Stored items from a collection
*-*-*

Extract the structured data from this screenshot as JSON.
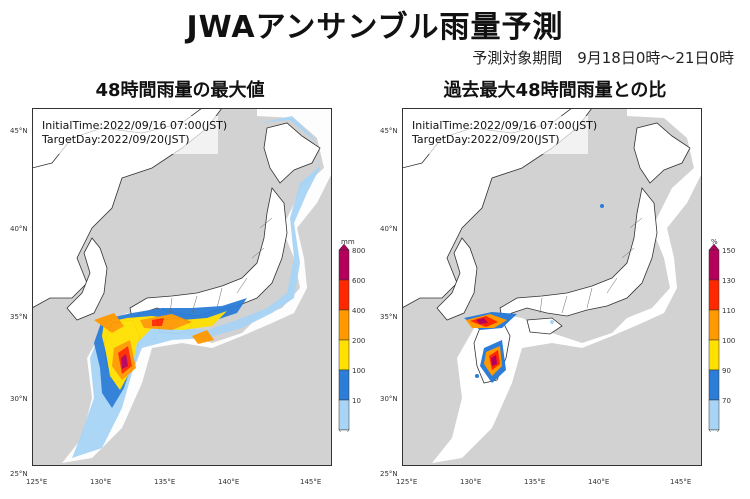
{
  "header": {
    "title": "JWAアンサンブル雨量予測",
    "period": "予測対象期間　9月18日0時～21日0時"
  },
  "panels": [
    {
      "subtitle": "48時間雨量の最大値",
      "initial_time": "InitialTime:2022/09/16 07:00(JST)",
      "target_day": "TargetDay:2022/09/20(JST)",
      "legend": {
        "unit": "mm",
        "labels": [
          "800",
          "600",
          "400",
          "200",
          "100",
          "10"
        ],
        "colors": [
          "#b4005a",
          "#ff2800",
          "#ff9900",
          "#ffe000",
          "#2b7dd8",
          "#a8d4f5"
        ]
      }
    },
    {
      "subtitle": "過去最大48時間雨量との比",
      "initial_time": "InitialTime:2022/09/16 07:00(JST)",
      "target_day": "TargetDay:2022/09/20(JST)",
      "legend": {
        "unit": "%",
        "labels": [
          "150",
          "130",
          "110",
          "100",
          "90",
          "70"
        ],
        "colors": [
          "#b4005a",
          "#ff2800",
          "#ff9900",
          "#ffe000",
          "#2b7dd8",
          "#a8d4f5"
        ]
      }
    }
  ],
  "axes": {
    "lon_labels": [
      "125°E",
      "130°E",
      "135°E",
      "140°E",
      "145°E"
    ],
    "lat_labels": [
      "45°N",
      "40°N",
      "35°N",
      "30°N",
      "25°N"
    ]
  }
}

*-*-*

_REQUIRED TASK_
Pictures in the records above should not be copied. Repeat everything else exactly.

_TASK OUTPUT_
Extract the structured data from this screenshot as JSON.
{
  "header": {
    "title": "JWAアンサンブル雨量予測",
    "period": "予測対象期間　9月18日0時～21日0時"
  },
  "panels": [
    {
      "subtitle": "48時間雨量の最大値",
      "initial_time": "InitialTime:2022/09/16 07:00(JST)",
      "target_day": "TargetDay:2022/09/20(JST)",
      "legend": {
        "unit": "mm",
        "labels": [
          "800",
          "600",
          "400",
          "200",
          "100",
          "10"
        ],
        "colors": [
          "#b4005a",
          "#ff2800",
          "#ff9900",
          "#ffe000",
          "#2b7dd8",
          "#a8d4f5"
        ]
      }
    },
    {
      "subtitle": "過去最大48時間雨量との比",
      "initial_time": "InitialTime:2022/09/16 07:00(JST)",
      "target_day": "TargetDay:2022/09/20(JST)",
      "legend": {
        "unit": "%",
        "labels": [
          "150",
          "130",
          "110",
          "100",
          "90",
          "70"
        ],
        "colors": [
          "#b4005a",
          "#ff2800",
          "#ff9900",
          "#ffe000",
          "#2b7dd8",
          "#a8d4f5"
        ]
      }
    }
  ],
  "axes": {
    "lon_labels": [
      "125°E",
      "130°E",
      "135°E",
      "140°E",
      "145°E"
    ],
    "lat_labels": [
      "45°N",
      "40°N",
      "35°N",
      "30°N",
      "25°N"
    ]
  }
}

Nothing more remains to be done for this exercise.